**GIVEN PROBLEM:** In the listing below, find every line with the string "this" and pull it out.

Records
>> Begin
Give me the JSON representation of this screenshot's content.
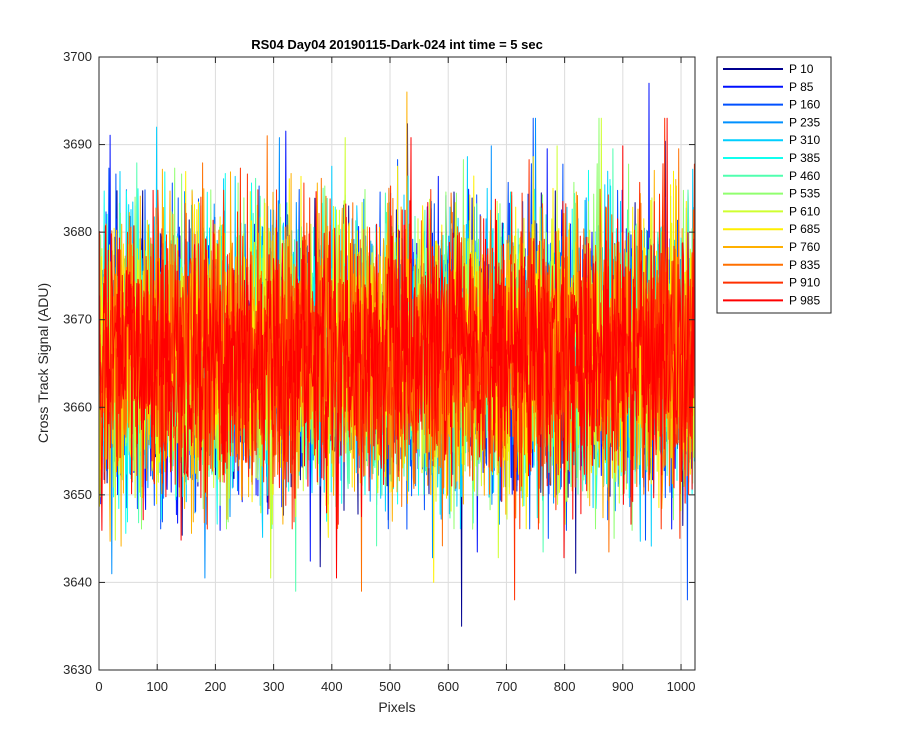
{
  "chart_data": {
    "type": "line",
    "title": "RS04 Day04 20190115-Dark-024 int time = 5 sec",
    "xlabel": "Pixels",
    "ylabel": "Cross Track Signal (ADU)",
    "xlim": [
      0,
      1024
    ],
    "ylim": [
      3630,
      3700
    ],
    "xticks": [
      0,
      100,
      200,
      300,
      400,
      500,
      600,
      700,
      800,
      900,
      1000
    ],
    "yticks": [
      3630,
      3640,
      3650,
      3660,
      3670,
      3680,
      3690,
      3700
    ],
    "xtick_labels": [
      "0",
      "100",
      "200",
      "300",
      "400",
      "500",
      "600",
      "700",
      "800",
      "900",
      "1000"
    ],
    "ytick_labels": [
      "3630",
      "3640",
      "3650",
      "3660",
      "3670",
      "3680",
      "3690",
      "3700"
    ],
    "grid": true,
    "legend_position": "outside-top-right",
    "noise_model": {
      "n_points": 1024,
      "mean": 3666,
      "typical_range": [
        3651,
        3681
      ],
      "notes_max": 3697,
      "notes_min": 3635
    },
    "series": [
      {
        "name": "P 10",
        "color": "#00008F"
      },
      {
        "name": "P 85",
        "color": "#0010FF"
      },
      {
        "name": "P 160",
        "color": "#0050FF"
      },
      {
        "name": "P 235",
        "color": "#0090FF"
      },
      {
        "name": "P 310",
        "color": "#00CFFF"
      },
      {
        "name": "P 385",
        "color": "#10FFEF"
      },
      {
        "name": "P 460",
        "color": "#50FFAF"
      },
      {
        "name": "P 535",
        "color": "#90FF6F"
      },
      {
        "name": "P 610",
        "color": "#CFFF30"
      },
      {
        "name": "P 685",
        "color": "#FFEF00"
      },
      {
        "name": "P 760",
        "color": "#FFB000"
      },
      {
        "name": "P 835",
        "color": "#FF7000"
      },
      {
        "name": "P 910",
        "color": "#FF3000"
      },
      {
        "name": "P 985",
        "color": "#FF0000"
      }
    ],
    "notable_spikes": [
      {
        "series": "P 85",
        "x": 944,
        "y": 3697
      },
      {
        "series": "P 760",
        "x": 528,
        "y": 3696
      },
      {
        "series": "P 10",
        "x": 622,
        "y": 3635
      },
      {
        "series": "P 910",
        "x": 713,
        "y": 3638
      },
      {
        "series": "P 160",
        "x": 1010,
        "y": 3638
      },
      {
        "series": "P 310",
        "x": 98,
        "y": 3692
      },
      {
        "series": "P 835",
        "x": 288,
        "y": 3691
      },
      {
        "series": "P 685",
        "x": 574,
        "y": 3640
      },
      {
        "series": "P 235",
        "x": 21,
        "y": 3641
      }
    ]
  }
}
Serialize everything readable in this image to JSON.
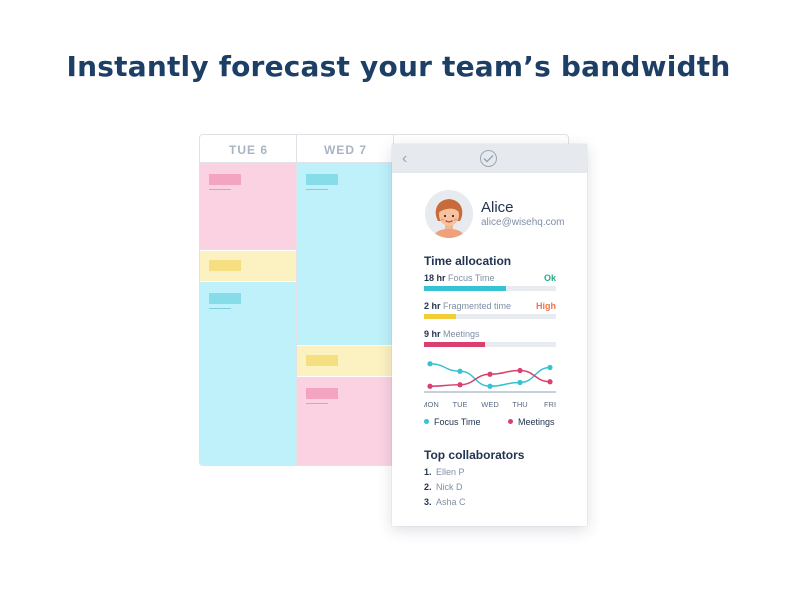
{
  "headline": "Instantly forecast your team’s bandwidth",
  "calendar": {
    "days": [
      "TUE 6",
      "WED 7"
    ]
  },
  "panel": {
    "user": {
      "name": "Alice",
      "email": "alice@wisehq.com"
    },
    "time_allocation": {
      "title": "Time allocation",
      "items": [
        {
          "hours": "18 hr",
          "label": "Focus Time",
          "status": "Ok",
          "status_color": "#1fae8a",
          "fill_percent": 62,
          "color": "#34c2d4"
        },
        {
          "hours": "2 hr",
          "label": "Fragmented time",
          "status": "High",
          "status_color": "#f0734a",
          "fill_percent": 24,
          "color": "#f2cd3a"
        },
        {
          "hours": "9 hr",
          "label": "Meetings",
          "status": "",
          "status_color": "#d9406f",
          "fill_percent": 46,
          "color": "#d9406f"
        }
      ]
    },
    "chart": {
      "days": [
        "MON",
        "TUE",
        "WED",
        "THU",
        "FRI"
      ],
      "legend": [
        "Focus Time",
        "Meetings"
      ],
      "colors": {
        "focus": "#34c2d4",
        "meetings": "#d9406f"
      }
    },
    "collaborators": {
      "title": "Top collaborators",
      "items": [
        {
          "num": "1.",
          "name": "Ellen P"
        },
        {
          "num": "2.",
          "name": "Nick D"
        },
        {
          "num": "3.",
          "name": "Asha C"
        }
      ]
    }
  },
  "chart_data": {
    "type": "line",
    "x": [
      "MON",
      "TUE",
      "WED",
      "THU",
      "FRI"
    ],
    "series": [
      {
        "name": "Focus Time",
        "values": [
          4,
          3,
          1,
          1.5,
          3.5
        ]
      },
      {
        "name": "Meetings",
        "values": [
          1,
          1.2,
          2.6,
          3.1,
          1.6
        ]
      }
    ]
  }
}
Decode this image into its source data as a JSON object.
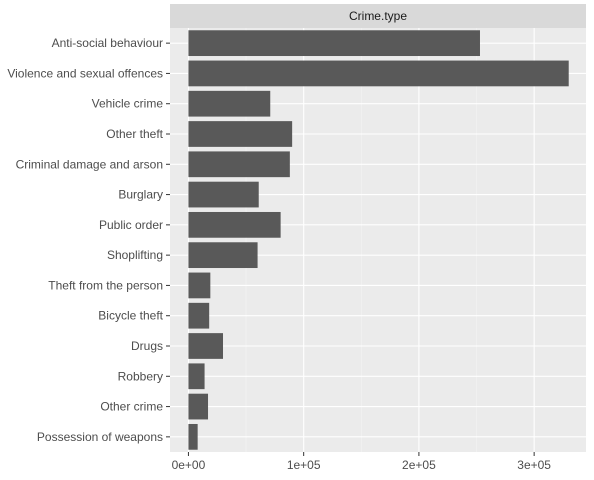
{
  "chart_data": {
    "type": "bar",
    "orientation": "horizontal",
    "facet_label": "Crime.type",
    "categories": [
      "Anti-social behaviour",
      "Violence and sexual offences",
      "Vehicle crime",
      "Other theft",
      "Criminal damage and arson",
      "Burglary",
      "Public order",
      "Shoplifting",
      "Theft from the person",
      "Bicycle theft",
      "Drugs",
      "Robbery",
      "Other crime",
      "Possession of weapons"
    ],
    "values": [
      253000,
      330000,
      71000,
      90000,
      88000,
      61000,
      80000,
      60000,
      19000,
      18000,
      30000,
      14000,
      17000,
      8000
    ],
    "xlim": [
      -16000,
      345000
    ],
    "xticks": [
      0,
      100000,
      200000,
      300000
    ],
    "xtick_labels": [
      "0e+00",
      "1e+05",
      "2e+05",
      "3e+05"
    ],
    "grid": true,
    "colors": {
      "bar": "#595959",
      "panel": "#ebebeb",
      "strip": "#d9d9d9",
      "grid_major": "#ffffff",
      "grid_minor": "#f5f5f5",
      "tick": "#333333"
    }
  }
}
>> End
>> Begin
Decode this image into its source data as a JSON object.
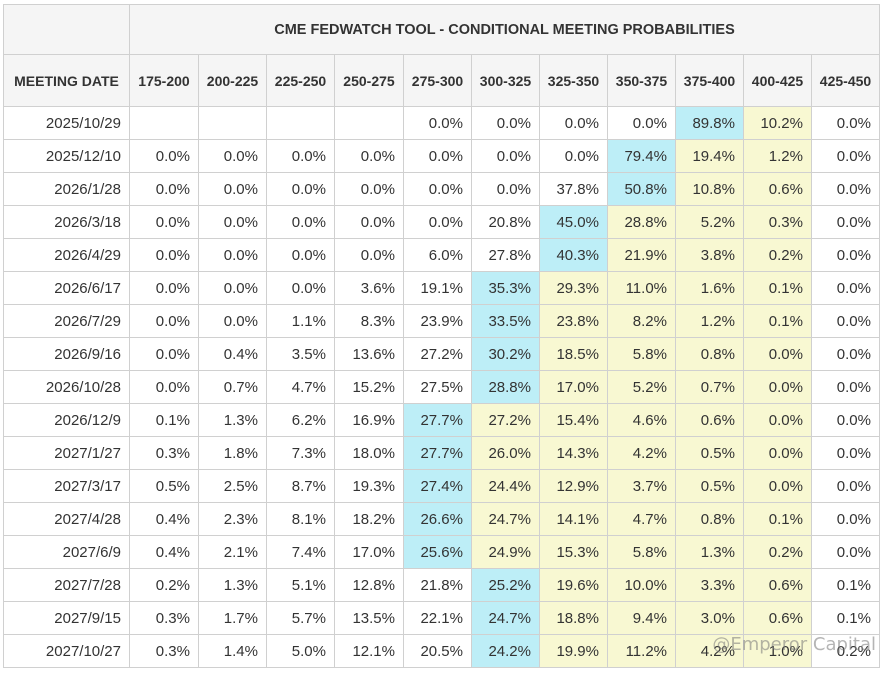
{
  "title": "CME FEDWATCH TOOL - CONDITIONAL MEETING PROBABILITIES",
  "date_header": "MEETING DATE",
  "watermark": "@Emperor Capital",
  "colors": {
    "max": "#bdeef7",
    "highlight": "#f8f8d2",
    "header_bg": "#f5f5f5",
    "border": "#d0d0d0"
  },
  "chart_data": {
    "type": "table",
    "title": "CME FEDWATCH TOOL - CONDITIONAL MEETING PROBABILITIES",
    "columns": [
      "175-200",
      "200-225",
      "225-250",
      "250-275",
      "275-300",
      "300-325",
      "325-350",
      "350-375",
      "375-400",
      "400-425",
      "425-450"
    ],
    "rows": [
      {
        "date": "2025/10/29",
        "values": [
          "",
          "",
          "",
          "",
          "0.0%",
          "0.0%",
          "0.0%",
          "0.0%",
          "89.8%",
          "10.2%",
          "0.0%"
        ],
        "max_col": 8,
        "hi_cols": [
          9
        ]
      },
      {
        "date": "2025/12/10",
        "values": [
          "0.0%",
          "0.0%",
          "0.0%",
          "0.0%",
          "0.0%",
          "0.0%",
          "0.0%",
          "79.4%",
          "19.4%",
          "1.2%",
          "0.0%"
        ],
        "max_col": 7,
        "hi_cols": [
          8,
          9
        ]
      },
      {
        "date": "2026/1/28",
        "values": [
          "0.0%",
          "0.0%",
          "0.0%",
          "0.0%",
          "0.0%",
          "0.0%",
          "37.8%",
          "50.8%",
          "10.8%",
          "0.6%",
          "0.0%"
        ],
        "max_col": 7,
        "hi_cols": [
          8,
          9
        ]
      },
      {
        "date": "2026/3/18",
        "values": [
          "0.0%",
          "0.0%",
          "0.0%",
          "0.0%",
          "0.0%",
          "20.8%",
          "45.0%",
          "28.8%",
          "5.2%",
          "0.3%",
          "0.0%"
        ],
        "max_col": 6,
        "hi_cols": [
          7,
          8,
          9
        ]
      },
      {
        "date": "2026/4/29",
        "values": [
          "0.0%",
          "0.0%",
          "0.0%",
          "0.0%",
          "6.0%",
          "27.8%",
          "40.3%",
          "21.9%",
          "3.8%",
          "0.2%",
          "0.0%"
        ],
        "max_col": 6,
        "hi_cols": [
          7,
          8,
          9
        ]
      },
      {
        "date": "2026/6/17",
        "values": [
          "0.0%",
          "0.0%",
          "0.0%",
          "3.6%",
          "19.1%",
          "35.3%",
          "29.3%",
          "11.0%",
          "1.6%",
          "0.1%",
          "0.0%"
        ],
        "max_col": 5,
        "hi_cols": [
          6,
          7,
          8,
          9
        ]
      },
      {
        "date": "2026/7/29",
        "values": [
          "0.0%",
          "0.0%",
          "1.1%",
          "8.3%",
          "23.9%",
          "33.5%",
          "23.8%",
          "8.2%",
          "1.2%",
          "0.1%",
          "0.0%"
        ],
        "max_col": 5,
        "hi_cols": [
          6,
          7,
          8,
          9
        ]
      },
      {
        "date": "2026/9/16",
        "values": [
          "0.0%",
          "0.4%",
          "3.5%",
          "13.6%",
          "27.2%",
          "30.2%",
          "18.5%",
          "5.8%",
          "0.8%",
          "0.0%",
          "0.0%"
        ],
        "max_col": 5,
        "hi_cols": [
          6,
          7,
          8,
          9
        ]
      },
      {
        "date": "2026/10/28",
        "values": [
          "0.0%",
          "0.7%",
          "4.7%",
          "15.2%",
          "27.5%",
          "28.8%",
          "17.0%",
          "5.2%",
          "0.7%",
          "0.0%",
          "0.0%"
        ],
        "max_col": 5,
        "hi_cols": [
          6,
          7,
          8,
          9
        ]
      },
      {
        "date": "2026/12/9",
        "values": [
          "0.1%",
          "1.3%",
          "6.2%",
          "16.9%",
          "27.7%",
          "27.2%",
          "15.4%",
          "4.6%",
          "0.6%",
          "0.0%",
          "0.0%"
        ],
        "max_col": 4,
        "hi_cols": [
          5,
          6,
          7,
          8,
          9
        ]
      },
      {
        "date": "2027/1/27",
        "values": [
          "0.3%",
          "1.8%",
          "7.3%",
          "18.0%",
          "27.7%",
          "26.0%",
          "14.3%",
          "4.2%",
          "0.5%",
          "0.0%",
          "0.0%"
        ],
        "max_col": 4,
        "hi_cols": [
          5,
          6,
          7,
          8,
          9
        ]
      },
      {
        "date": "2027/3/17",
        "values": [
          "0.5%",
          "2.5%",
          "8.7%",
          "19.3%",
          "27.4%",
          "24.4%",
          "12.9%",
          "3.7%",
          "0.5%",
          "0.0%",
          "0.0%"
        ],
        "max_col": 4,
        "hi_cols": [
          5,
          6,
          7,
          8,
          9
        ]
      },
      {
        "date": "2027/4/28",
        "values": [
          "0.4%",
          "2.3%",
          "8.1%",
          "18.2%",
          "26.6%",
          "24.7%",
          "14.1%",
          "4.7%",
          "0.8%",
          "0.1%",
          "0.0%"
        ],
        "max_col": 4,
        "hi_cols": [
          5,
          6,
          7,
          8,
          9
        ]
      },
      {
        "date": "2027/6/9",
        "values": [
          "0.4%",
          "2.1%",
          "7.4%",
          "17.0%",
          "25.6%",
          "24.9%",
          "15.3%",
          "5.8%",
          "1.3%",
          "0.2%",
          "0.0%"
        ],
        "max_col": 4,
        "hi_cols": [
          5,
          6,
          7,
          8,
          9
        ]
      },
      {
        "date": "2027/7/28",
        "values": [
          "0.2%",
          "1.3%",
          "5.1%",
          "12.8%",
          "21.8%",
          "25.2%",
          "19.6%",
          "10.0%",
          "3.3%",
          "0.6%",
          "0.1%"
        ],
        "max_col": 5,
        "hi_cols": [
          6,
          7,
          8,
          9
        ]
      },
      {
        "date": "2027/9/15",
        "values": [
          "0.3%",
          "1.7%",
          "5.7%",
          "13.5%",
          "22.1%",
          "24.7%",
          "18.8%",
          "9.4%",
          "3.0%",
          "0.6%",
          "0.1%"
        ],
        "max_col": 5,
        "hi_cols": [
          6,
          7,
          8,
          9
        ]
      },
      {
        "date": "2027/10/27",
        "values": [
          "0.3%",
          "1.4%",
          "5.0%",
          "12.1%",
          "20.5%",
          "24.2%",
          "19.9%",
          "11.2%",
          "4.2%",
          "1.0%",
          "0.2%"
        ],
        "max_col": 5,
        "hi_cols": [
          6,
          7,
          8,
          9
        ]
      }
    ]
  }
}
>> End
>> Begin
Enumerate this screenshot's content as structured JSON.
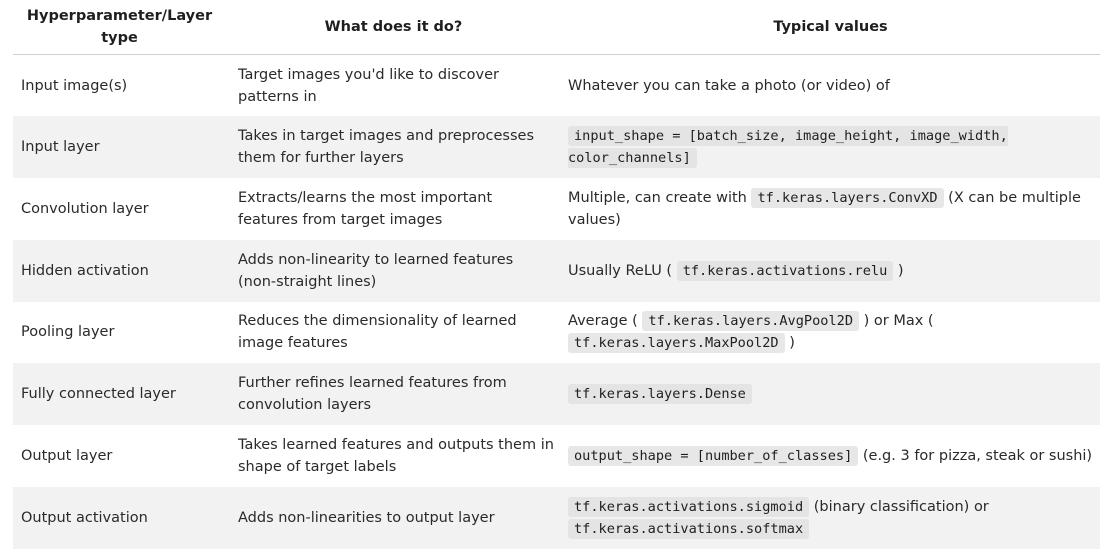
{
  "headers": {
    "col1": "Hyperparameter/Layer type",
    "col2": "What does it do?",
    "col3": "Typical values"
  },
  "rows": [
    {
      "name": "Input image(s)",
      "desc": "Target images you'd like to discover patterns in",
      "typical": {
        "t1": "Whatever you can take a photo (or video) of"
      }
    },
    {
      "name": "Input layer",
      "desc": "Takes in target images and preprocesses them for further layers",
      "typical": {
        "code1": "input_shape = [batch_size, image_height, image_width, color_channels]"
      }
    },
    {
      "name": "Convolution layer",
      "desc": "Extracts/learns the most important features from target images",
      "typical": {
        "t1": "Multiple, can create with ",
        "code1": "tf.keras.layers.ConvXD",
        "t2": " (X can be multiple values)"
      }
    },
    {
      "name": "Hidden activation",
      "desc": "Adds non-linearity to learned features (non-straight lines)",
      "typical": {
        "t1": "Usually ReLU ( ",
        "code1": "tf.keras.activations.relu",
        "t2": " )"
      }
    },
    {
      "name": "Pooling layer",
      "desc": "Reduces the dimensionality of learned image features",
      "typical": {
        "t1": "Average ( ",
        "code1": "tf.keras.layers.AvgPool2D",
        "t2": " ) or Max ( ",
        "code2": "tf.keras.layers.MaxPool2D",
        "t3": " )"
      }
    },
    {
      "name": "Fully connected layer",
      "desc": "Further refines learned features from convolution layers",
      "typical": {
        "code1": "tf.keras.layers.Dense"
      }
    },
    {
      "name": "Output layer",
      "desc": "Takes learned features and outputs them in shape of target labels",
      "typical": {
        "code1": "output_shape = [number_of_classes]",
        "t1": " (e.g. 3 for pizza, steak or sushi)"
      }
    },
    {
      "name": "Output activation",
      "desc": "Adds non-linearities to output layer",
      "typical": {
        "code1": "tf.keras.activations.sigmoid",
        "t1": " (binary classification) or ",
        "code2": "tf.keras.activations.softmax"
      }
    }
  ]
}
>> End
**ANSWER TO THE TASK:**
Give me the JSON representation of this screenshot's content.
Serialize everything readable in this image to JSON.
Decode this image into its source data as a JSON object.
Decode this image into its source data as a JSON object.
Enumerate this screenshot's content as structured JSON.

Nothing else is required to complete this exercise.